Write out all of the records precisely. Skip anything that is a picture.

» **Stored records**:
══════════════════════════════

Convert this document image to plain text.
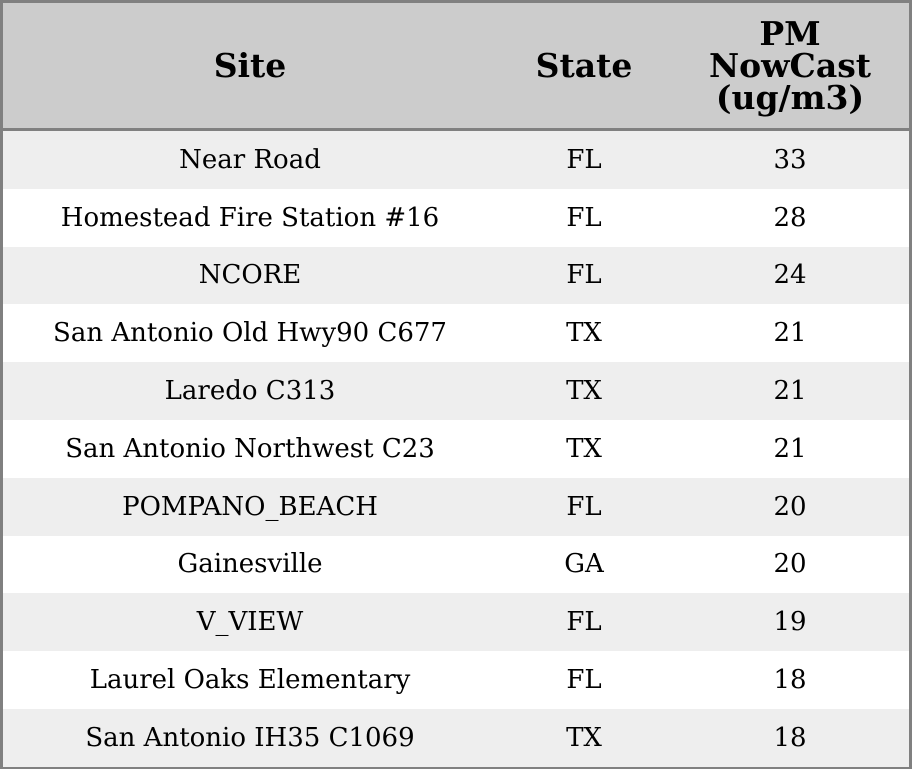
Site	State	PM
NowCast
(ug/m3)

Near Road	FL	33
Homestead Fire Station #16	FL	28
NCORE	FL	24
San Antonio Old Hwy90 C677	TX	21
Laredo C313	TX	21
San Antonio Northwest C23	TX	21
POMPANO_BEACH	FL	20
Gainesville	GA	20
V_VIEW	FL	19
Laurel Oaks Elementary	FL	18
San Antonio IH35 C1069	TX	18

══════════════════════════════

» **EXERCISE RESULT**:
Convert this document image to plain text.
Site	State	PM
NowCast
(ug/m3)

Near Road	FL	33
Homestead Fire Station #16	FL	28
NCORE	FL	24
San Antonio Old Hwy90 C677	TX	21
Laredo C313	TX	21
San Antonio Northwest C23	TX	21
POMPANO_BEACH	FL	20
Gainesville	GA	20
V_VIEW	FL	19
Laurel Oaks Elementary	FL	18
San Antonio IH35 C1069	TX	18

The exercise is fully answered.